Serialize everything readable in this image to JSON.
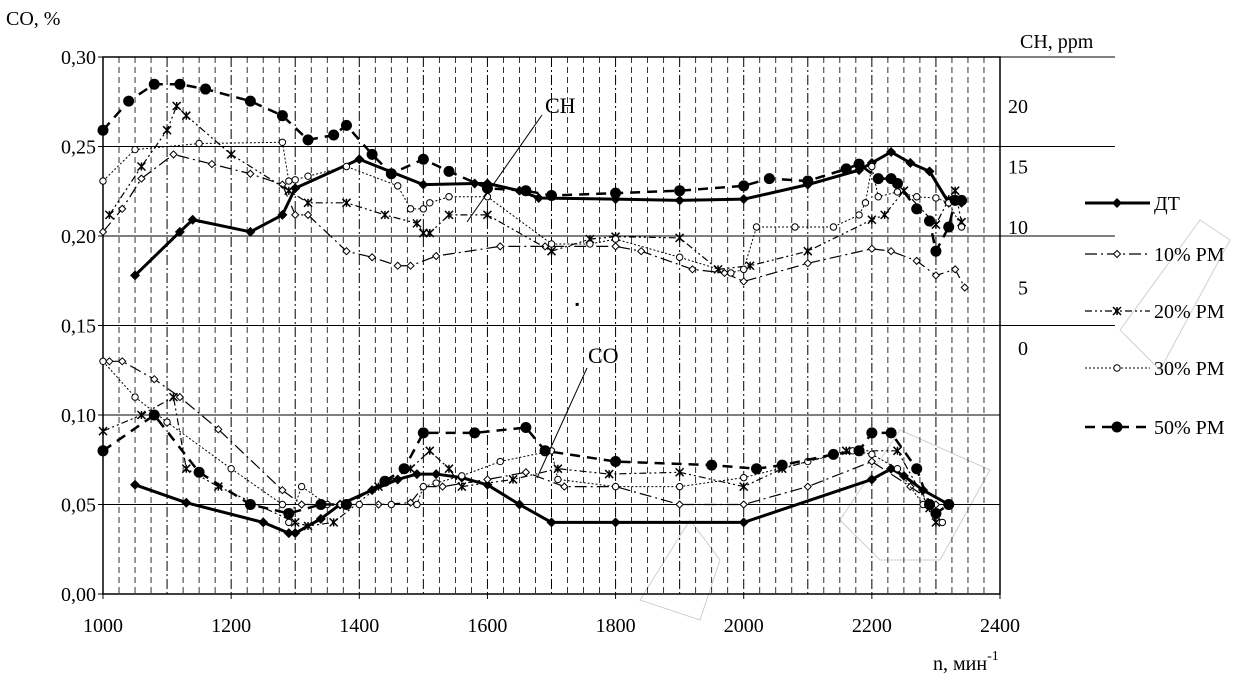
{
  "chart_data": {
    "type": "line",
    "y_label_left": "CO, %",
    "y_label_right": "CH, ppm",
    "x_label": "n, мин",
    "x_label_superscript": "-1",
    "xlim": [
      1000,
      2400
    ],
    "ylim_left": [
      0,
      0.3
    ],
    "ylim_right": [
      0,
      25
    ],
    "x_ticks": [
      "1000",
      "1200",
      "1400",
      "1600",
      "1800",
      "2000",
      "2200",
      "2400"
    ],
    "y_ticks_left": [
      "0,00",
      "0,05",
      "0,10",
      "0,15",
      "0,20",
      "0,25",
      "0,30"
    ],
    "y_ticks_right": [
      "0",
      "5",
      "10",
      "15",
      "20"
    ],
    "annotations": {
      "ch": "CH",
      "co": "CO"
    },
    "grid": "vertical lines every 25 rpm, horizontal lines at left-axis ticks",
    "legend_position": "right",
    "legend": [
      {
        "name": "ДТ",
        "style": "solid-thick",
        "marker": "diamond"
      },
      {
        "name": "10% РМ",
        "style": "long-dash-dot",
        "marker": "open-diamond"
      },
      {
        "name": "20% РМ",
        "style": "dash-dot-dot",
        "marker": "star"
      },
      {
        "name": "30% РМ",
        "style": "dotted-thin",
        "marker": "open-circle"
      },
      {
        "name": "50% РМ",
        "style": "heavy-dash",
        "marker": "filled-circle"
      }
    ],
    "series": [
      {
        "name": "ДТ",
        "measure": "CO",
        "axis": "left",
        "points": [
          [
            1050,
            0.061
          ],
          [
            1130,
            0.051
          ],
          [
            1250,
            0.04
          ],
          [
            1290,
            0.034
          ],
          [
            1300,
            0.034
          ],
          [
            1340,
            0.042
          ],
          [
            1370,
            0.05
          ],
          [
            1420,
            0.058
          ],
          [
            1460,
            0.064
          ],
          [
            1490,
            0.067
          ],
          [
            1520,
            0.067
          ],
          [
            1560,
            0.065
          ],
          [
            1600,
            0.061
          ],
          [
            1650,
            0.05
          ],
          [
            1700,
            0.04
          ],
          [
            1800,
            0.04
          ],
          [
            2000,
            0.04
          ],
          [
            2200,
            0.064
          ],
          [
            2230,
            0.07
          ],
          [
            2250,
            0.066
          ],
          [
            2280,
            0.058
          ],
          [
            2320,
            0.05
          ]
        ]
      },
      {
        "name": "ДТ",
        "measure": "CH",
        "axis": "right",
        "points": [
          [
            1050,
            6.0
          ],
          [
            1120,
            9.6
          ],
          [
            1140,
            10.6
          ],
          [
            1230,
            9.6
          ],
          [
            1280,
            11.0
          ],
          [
            1300,
            13.2
          ],
          [
            1400,
            15.6
          ],
          [
            1500,
            13.5
          ],
          [
            1580,
            13.6
          ],
          [
            1600,
            13.6
          ],
          [
            1650,
            13.0
          ],
          [
            1680,
            12.4
          ],
          [
            1800,
            12.3
          ],
          [
            1900,
            12.2
          ],
          [
            2000,
            12.3
          ],
          [
            2100,
            13.5
          ],
          [
            2180,
            14.7
          ],
          [
            2200,
            15.3
          ],
          [
            2230,
            16.2
          ],
          [
            2260,
            15.3
          ],
          [
            2290,
            14.6
          ],
          [
            2320,
            12.0
          ],
          [
            2340,
            12.0
          ]
        ]
      },
      {
        "name": "10% РМ",
        "measure": "CO",
        "axis": "left",
        "points": [
          [
            1010,
            0.13
          ],
          [
            1030,
            0.13
          ],
          [
            1080,
            0.12
          ],
          [
            1120,
            0.11
          ],
          [
            1180,
            0.092
          ],
          [
            1280,
            0.058
          ],
          [
            1310,
            0.05
          ],
          [
            1370,
            0.05
          ],
          [
            1430,
            0.05
          ],
          [
            1480,
            0.051
          ],
          [
            1500,
            0.06
          ],
          [
            1530,
            0.06
          ],
          [
            1600,
            0.064
          ],
          [
            1660,
            0.068
          ],
          [
            1720,
            0.06
          ],
          [
            1800,
            0.06
          ],
          [
            1900,
            0.05
          ],
          [
            2000,
            0.05
          ],
          [
            2100,
            0.06
          ],
          [
            2200,
            0.074
          ],
          [
            2260,
            0.06
          ],
          [
            2300,
            0.05
          ]
        ]
      },
      {
        "name": "10% РМ",
        "measure": "CH",
        "axis": "right",
        "points": [
          [
            1000,
            9.6
          ],
          [
            1030,
            11.5
          ],
          [
            1060,
            14.0
          ],
          [
            1110,
            16.0
          ],
          [
            1170,
            15.2
          ],
          [
            1230,
            14.4
          ],
          [
            1280,
            13.5
          ],
          [
            1300,
            11.0
          ],
          [
            1320,
            11.0
          ],
          [
            1380,
            8.0
          ],
          [
            1420,
            7.5
          ],
          [
            1460,
            6.8
          ],
          [
            1480,
            6.8
          ],
          [
            1520,
            7.6
          ],
          [
            1620,
            8.4
          ],
          [
            1690,
            8.4
          ],
          [
            1800,
            8.4
          ],
          [
            1840,
            8.0
          ],
          [
            1920,
            6.5
          ],
          [
            1970,
            6.2
          ],
          [
            2000,
            5.5
          ],
          [
            2100,
            7.0
          ],
          [
            2200,
            8.2
          ],
          [
            2230,
            8.0
          ],
          [
            2270,
            7.2
          ],
          [
            2300,
            6.0
          ],
          [
            2330,
            6.5
          ],
          [
            2345,
            5.0
          ]
        ]
      },
      {
        "name": "20% РМ",
        "measure": "CO",
        "axis": "left",
        "points": [
          [
            1000,
            0.091
          ],
          [
            1060,
            0.1
          ],
          [
            1110,
            0.11
          ],
          [
            1130,
            0.07
          ],
          [
            1180,
            0.06
          ],
          [
            1300,
            0.04
          ],
          [
            1320,
            0.038
          ],
          [
            1360,
            0.04
          ],
          [
            1430,
            0.06
          ],
          [
            1480,
            0.07
          ],
          [
            1510,
            0.08
          ],
          [
            1540,
            0.07
          ],
          [
            1560,
            0.06
          ],
          [
            1640,
            0.064
          ],
          [
            1710,
            0.07
          ],
          [
            1790,
            0.067
          ],
          [
            1900,
            0.068
          ],
          [
            2000,
            0.06
          ],
          [
            2060,
            0.07
          ],
          [
            2160,
            0.08
          ],
          [
            2240,
            0.08
          ],
          [
            2290,
            0.048
          ],
          [
            2300,
            0.04
          ]
        ]
      },
      {
        "name": "20% РМ",
        "measure": "CH",
        "axis": "right",
        "points": [
          [
            1010,
            11.0
          ],
          [
            1060,
            15.0
          ],
          [
            1100,
            18.0
          ],
          [
            1115,
            20.0
          ],
          [
            1130,
            19.2
          ],
          [
            1200,
            16.0
          ],
          [
            1290,
            13.0
          ],
          [
            1320,
            12.0
          ],
          [
            1380,
            12.0
          ],
          [
            1440,
            11.0
          ],
          [
            1490,
            10.3
          ],
          [
            1500,
            9.5
          ],
          [
            1510,
            9.5
          ],
          [
            1540,
            11.0
          ],
          [
            1600,
            11.0
          ],
          [
            1700,
            8.0
          ],
          [
            1760,
            9.0
          ],
          [
            1800,
            9.2
          ],
          [
            1900,
            9.1
          ],
          [
            1960,
            6.5
          ],
          [
            2010,
            6.8
          ],
          [
            2100,
            8.0
          ],
          [
            2200,
            10.6
          ],
          [
            2220,
            11.0
          ],
          [
            2250,
            13.0
          ],
          [
            2300,
            10.2
          ],
          [
            2320,
            12.3
          ],
          [
            2330,
            13.0
          ],
          [
            2340,
            10.4
          ]
        ]
      },
      {
        "name": "30% РМ",
        "measure": "CO",
        "axis": "left",
        "points": [
          [
            1000,
            0.13
          ],
          [
            1050,
            0.11
          ],
          [
            1100,
            0.096
          ],
          [
            1200,
            0.07
          ],
          [
            1280,
            0.05
          ],
          [
            1290,
            0.04
          ],
          [
            1310,
            0.06
          ],
          [
            1350,
            0.05
          ],
          [
            1400,
            0.05
          ],
          [
            1450,
            0.05
          ],
          [
            1490,
            0.05
          ],
          [
            1500,
            0.06
          ],
          [
            1520,
            0.062
          ],
          [
            1560,
            0.066
          ],
          [
            1620,
            0.074
          ],
          [
            1700,
            0.08
          ],
          [
            1710,
            0.064
          ],
          [
            1800,
            0.06
          ],
          [
            1900,
            0.06
          ],
          [
            2000,
            0.065
          ],
          [
            2100,
            0.074
          ],
          [
            2170,
            0.08
          ],
          [
            2200,
            0.078
          ],
          [
            2240,
            0.07
          ],
          [
            2280,
            0.05
          ],
          [
            2310,
            0.04
          ]
        ]
      },
      {
        "name": "30% РМ",
        "measure": "CH",
        "axis": "right",
        "points": [
          [
            1000,
            13.8
          ],
          [
            1050,
            16.4
          ],
          [
            1150,
            16.9
          ],
          [
            1280,
            17.0
          ],
          [
            1290,
            13.8
          ],
          [
            1300,
            13.9
          ],
          [
            1320,
            14.2
          ],
          [
            1380,
            15.0
          ],
          [
            1460,
            13.4
          ],
          [
            1480,
            11.5
          ],
          [
            1500,
            11.5
          ],
          [
            1510,
            12.0
          ],
          [
            1540,
            12.5
          ],
          [
            1600,
            12.5
          ],
          [
            1700,
            8.6
          ],
          [
            1760,
            8.6
          ],
          [
            1800,
            9.0
          ],
          [
            1900,
            7.5
          ],
          [
            1980,
            6.2
          ],
          [
            2000,
            6.5
          ],
          [
            2020,
            10.0
          ],
          [
            2080,
            10.0
          ],
          [
            2140,
            10.0
          ],
          [
            2180,
            11.0
          ],
          [
            2190,
            12.0
          ],
          [
            2200,
            15.0
          ],
          [
            2210,
            12.5
          ],
          [
            2240,
            12.9
          ],
          [
            2270,
            12.5
          ],
          [
            2300,
            12.4
          ],
          [
            2320,
            12.0
          ],
          [
            2340,
            10.0
          ]
        ]
      },
      {
        "name": "50% РМ",
        "measure": "CO",
        "axis": "left",
        "points": [
          [
            1000,
            0.08
          ],
          [
            1080,
            0.1
          ],
          [
            1150,
            0.068
          ],
          [
            1230,
            0.05
          ],
          [
            1290,
            0.045
          ],
          [
            1340,
            0.05
          ],
          [
            1380,
            0.05
          ],
          [
            1440,
            0.063
          ],
          [
            1470,
            0.07
          ],
          [
            1500,
            0.09
          ],
          [
            1580,
            0.09
          ],
          [
            1660,
            0.093
          ],
          [
            1690,
            0.08
          ],
          [
            1800,
            0.074
          ],
          [
            1950,
            0.072
          ],
          [
            2020,
            0.07
          ],
          [
            2060,
            0.072
          ],
          [
            2140,
            0.078
          ],
          [
            2180,
            0.08
          ],
          [
            2200,
            0.09
          ],
          [
            2230,
            0.09
          ],
          [
            2270,
            0.07
          ],
          [
            2290,
            0.05
          ],
          [
            2300,
            0.045
          ],
          [
            2320,
            0.05
          ]
        ]
      },
      {
        "name": "50% РМ",
        "measure": "CH",
        "axis": "right",
        "points": [
          [
            1000,
            18.0
          ],
          [
            1040,
            20.4
          ],
          [
            1080,
            21.8
          ],
          [
            1120,
            21.8
          ],
          [
            1160,
            21.4
          ],
          [
            1230,
            20.4
          ],
          [
            1280,
            19.2
          ],
          [
            1320,
            17.2
          ],
          [
            1360,
            17.6
          ],
          [
            1380,
            18.4
          ],
          [
            1420,
            16.0
          ],
          [
            1450,
            14.4
          ],
          [
            1500,
            15.6
          ],
          [
            1540,
            14.6
          ],
          [
            1600,
            13.2
          ],
          [
            1660,
            13.0
          ],
          [
            1700,
            12.6
          ],
          [
            1800,
            12.8
          ],
          [
            1900,
            13.0
          ],
          [
            2000,
            13.4
          ],
          [
            2040,
            14.0
          ],
          [
            2100,
            13.8
          ],
          [
            2160,
            14.8
          ],
          [
            2180,
            15.2
          ],
          [
            2210,
            14.0
          ],
          [
            2230,
            14.0
          ],
          [
            2240,
            13.6
          ],
          [
            2270,
            11.5
          ],
          [
            2290,
            10.5
          ],
          [
            2300,
            8.0
          ],
          [
            2320,
            10.0
          ],
          [
            2330,
            12.2
          ],
          [
            2340,
            12.2
          ]
        ]
      }
    ]
  }
}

:: Problem to solve ::
Copy in full each line that holds the word "open".

:: Answer to the problem ::
        "marker": "open-diamond"
        "marker": "open-circle"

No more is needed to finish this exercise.